EXERCISE 1. Reproduce the first lines of the records verbatim, from the opening line through the line holding "369, 197, 402]", inclusive.

::: TEXT

29 November 2009

Thanksgiving, 2009


Ooh, this is good!
Originally uploaded by Nancy Dunne
My sister in law Liz and I threw our English inlaws a Thanksgiving meal yesterday to both celebrate American Thanksgiving but also to celebrate my and my niece (her daughter)'s birthday which was Friday. We had a plan, and then decided to throw caution to the wind and just go tot he store with a vague idea of what we wanted to cook instead of a grocery list.

Our menu consisted of roast turkey breasts, mashed potatoes with onions and sour cream, Caramel and Praline Sweet Potatoes (a brand new dish making its debut at this meal due to the lack of maple syrup or treacle in our sister in law Louise's cupboard), cranberry sauce, my mom's cornbread dressing, cornbread, a bad attempt at green bean casserole, peas and carrots for the kids, with pies and cakes for dessert. It was fantastic!!

I still don't completely feel like I didn't miss Thanksgiving. But I do feel like I know my inlaws a bit better and we had a fabulous time. The funniest part was how surprised they all seemed to be with how full they felt afterward. That's just part of Thanksgiving!!!

16 November 2009

It's not time for Christmas yet!!


pilgrims
Originally uploaded by Nancy Dunne
Anyone who knows me well knows that We Do Not Decorate for Christmas Before Thanksgiving/Nancy's Birthday (whichever comes last on the calendar). As I child I remember clearly thinking that my birthday (27th November, in case you're keeping track) had been forgotten when people jumped on ahead to Christmas. Nothing red nor green was hung in my parents' house until at least November 28th.

::::::
::: DATA RECORDS

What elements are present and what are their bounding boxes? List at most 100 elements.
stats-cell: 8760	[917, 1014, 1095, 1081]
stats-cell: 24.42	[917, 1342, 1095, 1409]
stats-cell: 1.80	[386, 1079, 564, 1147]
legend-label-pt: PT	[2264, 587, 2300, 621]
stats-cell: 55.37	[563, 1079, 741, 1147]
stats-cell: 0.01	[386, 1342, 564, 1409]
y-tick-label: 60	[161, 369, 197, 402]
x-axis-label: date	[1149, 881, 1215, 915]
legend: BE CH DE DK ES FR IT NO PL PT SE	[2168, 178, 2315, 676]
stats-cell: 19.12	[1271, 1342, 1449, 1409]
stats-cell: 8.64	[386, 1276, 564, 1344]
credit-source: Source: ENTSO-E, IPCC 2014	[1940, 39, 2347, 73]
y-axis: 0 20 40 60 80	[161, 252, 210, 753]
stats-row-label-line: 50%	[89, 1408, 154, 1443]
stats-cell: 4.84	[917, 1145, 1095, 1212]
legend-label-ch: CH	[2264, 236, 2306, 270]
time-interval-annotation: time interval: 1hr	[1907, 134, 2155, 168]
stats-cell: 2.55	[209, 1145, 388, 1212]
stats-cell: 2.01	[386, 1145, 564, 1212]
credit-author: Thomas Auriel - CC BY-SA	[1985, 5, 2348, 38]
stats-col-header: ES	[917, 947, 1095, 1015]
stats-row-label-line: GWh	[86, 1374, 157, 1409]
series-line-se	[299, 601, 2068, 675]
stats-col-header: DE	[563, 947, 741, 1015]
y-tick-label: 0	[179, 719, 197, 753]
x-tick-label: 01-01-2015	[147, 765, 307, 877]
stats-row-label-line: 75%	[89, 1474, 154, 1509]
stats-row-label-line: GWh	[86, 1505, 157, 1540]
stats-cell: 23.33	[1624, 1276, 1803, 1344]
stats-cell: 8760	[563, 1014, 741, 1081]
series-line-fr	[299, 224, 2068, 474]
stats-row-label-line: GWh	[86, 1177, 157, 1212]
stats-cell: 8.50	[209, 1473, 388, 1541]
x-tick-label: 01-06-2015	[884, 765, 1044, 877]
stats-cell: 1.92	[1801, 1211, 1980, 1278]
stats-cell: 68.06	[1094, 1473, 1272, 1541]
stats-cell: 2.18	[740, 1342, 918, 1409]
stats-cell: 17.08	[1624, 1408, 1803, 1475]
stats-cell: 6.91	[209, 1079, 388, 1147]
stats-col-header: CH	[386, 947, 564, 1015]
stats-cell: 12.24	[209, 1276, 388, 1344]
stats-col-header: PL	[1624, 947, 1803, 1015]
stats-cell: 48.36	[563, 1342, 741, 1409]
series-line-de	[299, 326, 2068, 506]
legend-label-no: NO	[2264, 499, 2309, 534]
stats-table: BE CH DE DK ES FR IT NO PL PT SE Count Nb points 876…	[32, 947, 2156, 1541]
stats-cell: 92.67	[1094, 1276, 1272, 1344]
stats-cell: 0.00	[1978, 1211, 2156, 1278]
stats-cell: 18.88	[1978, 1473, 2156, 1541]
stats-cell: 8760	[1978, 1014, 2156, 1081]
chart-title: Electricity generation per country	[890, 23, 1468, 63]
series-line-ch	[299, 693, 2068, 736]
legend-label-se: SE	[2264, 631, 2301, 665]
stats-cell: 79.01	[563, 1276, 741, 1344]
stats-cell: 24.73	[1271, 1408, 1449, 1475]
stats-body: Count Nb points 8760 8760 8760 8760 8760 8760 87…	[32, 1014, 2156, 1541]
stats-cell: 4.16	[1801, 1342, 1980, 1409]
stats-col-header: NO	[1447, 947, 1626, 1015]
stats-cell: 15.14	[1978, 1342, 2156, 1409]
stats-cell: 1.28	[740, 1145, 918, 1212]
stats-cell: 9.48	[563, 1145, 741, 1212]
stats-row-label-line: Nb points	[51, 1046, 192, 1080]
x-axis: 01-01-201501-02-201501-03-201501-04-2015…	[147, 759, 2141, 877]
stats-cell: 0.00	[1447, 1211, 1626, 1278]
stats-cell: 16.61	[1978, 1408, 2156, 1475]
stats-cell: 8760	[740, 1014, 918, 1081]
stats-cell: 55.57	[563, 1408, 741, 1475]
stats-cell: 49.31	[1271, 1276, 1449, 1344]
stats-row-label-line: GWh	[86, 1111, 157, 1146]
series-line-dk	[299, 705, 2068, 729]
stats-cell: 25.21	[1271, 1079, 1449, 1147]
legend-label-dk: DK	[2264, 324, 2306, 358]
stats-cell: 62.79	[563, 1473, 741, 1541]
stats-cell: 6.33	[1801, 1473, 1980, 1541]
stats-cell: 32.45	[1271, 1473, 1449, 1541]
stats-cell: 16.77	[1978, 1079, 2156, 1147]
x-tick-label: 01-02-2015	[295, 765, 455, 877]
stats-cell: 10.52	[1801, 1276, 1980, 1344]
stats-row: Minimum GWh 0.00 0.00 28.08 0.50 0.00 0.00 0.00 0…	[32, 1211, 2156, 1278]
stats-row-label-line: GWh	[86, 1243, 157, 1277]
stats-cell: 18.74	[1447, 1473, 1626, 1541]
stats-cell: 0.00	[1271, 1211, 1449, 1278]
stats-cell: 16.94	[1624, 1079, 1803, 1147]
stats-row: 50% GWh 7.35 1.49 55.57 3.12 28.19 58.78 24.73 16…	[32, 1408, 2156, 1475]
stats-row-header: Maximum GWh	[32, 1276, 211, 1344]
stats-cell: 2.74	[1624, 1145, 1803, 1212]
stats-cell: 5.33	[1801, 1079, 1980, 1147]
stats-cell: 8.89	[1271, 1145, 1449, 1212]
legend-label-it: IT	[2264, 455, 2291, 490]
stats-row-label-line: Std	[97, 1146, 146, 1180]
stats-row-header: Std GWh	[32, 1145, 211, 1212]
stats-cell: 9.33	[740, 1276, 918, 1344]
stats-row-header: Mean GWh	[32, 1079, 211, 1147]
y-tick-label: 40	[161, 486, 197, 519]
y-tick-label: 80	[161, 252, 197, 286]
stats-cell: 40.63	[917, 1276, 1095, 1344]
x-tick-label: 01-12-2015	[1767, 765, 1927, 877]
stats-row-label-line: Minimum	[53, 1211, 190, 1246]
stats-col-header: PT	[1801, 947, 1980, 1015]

::::::

EXERCISE 2. For each statement below, answer yes or no according to the Thanksgiving blog post, and quote the words from it that decide the answer. (a) The cooks shopped from a detailed grocery list. (b) The menu included peas and carrots for the kids. (c) Christmas decorations went up in the parents' house before November 28th.

TASK ANSWER 1.
What elements are present and what are their bounding boxes? List at most 100 elements.
stats-cell: 8760	[917, 1014, 1095, 1081]
stats-cell: 24.42	[917, 1342, 1095, 1409]
stats-cell: 1.80	[386, 1079, 564, 1147]
legend-label-pt: PT	[2264, 587, 2300, 621]
stats-cell: 55.37	[563, 1079, 741, 1147]
stats-cell: 0.01	[386, 1342, 564, 1409]
y-tick-label: 60	[161, 369, 197, 402]

TASK ANSWER 2.
(a) No: "with a vague idea of what we wanted to cook instead of a grocery list"
(b) Yes: "peas and carrots for the kids"
(c) No: "Nothing red nor green was hung in my parents' house until at least November 28th."